[START DATA ENTRIES]

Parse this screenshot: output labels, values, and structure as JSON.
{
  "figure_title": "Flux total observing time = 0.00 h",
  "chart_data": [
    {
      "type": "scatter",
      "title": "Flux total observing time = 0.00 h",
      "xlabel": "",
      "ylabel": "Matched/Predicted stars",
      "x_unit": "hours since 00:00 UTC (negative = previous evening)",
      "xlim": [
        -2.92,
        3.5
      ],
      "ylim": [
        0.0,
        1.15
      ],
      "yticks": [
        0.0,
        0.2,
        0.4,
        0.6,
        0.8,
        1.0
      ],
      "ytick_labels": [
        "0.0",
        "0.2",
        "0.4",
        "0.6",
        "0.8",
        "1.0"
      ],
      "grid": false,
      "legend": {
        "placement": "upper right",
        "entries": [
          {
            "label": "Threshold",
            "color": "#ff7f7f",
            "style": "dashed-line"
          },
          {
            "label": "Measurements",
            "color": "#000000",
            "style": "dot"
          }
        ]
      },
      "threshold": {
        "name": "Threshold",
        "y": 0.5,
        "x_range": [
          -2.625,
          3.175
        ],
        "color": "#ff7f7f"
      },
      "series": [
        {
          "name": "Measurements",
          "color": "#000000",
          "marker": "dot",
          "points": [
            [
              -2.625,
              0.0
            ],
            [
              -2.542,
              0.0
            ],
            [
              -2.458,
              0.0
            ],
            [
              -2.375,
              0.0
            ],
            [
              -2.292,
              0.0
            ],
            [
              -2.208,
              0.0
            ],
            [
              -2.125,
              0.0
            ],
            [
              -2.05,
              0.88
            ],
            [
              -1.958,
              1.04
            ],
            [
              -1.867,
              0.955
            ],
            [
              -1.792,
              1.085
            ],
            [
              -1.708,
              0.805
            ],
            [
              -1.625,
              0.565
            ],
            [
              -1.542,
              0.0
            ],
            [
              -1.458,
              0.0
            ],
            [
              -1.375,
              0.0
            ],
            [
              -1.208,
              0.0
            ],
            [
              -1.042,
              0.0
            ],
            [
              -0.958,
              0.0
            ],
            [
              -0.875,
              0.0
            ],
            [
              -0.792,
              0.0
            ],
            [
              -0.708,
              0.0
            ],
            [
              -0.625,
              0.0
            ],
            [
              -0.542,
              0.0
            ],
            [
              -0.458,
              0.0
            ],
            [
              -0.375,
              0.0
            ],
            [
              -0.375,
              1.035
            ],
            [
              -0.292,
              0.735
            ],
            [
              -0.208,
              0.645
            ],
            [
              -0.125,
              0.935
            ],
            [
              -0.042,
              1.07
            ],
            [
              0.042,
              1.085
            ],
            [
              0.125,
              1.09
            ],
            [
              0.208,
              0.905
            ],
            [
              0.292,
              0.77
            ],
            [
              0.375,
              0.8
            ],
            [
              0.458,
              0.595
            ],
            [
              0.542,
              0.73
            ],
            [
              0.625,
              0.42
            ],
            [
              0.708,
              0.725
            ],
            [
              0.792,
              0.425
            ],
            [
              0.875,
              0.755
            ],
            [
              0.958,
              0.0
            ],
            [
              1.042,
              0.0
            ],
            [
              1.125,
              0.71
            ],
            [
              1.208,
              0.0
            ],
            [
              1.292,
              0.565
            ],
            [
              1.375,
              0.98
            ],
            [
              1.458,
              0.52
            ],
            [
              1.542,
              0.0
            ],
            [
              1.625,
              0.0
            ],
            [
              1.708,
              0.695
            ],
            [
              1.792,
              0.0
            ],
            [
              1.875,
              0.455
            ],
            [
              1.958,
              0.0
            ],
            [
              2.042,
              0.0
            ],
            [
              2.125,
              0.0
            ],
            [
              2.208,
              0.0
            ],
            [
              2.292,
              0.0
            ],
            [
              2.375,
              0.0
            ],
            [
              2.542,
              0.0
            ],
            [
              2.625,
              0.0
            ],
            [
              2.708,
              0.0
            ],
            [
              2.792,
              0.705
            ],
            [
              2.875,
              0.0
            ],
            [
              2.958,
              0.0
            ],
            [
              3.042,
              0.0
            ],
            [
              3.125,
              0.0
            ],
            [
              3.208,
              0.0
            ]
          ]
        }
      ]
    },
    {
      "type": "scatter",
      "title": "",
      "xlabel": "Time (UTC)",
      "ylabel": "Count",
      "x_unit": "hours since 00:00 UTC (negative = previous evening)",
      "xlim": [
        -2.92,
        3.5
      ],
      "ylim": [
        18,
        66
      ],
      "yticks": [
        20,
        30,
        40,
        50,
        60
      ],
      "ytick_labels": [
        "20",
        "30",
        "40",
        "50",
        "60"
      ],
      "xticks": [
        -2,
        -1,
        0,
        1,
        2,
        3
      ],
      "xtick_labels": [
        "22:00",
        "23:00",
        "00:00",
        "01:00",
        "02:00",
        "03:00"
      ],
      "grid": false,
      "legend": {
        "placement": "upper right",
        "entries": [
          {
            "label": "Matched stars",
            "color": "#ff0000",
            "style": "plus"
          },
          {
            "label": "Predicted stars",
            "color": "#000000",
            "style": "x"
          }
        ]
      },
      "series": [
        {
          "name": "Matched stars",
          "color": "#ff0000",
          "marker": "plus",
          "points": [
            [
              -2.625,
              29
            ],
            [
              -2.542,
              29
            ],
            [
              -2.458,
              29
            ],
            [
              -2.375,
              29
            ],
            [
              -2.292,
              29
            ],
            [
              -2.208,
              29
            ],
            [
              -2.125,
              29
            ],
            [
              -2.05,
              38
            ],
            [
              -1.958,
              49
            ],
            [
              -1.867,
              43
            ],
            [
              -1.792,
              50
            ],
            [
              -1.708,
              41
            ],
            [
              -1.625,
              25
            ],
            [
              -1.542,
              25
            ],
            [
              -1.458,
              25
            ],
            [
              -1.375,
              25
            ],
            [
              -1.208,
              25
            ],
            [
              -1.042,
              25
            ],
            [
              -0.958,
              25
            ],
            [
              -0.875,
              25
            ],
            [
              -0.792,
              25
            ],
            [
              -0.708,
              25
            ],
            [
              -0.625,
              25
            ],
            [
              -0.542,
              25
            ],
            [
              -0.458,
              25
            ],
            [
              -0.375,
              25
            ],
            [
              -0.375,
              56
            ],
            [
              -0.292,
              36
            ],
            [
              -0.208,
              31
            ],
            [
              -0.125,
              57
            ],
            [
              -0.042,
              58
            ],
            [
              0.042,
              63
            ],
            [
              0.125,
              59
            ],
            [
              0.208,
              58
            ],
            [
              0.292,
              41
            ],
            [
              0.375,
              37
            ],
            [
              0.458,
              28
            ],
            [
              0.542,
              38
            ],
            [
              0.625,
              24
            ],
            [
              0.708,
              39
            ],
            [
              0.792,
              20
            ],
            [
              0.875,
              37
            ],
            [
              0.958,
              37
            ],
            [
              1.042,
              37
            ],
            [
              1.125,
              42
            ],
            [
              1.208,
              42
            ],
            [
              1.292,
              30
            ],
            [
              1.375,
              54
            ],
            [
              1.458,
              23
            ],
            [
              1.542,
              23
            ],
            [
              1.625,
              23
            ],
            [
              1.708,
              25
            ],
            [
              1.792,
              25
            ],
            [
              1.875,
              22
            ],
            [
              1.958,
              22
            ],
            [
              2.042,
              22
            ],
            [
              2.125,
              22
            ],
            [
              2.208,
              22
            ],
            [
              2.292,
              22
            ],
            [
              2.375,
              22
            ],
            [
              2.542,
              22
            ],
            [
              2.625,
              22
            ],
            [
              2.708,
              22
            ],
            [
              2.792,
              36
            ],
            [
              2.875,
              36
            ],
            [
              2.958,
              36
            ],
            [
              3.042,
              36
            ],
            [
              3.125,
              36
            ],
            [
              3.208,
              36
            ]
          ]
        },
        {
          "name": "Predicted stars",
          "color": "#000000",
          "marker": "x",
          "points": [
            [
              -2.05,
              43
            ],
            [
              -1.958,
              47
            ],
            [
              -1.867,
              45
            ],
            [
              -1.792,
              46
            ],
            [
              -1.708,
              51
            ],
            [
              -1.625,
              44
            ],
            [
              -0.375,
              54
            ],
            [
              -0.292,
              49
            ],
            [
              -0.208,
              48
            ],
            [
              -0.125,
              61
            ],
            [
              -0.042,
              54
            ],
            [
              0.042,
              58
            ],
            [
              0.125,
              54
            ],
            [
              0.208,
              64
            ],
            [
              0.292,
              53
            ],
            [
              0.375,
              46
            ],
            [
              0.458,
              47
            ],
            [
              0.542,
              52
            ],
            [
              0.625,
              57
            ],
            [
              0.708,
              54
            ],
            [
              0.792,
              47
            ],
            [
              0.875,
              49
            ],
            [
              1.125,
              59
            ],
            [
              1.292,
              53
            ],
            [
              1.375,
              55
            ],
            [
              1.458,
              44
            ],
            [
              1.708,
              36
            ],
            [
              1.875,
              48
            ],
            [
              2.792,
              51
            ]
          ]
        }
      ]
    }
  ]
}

[END DATA ENTRIES]

» GIVEN TASK
Look through the data above. Copy every line with the string "stars" in it.

» CORRECT RESPONSE
      "ylabel": "Matched/Predicted stars",
            "label": "Matched stars",
            "label": "Predicted stars",
          "name": "Matched stars",
          "name": "Predicted stars",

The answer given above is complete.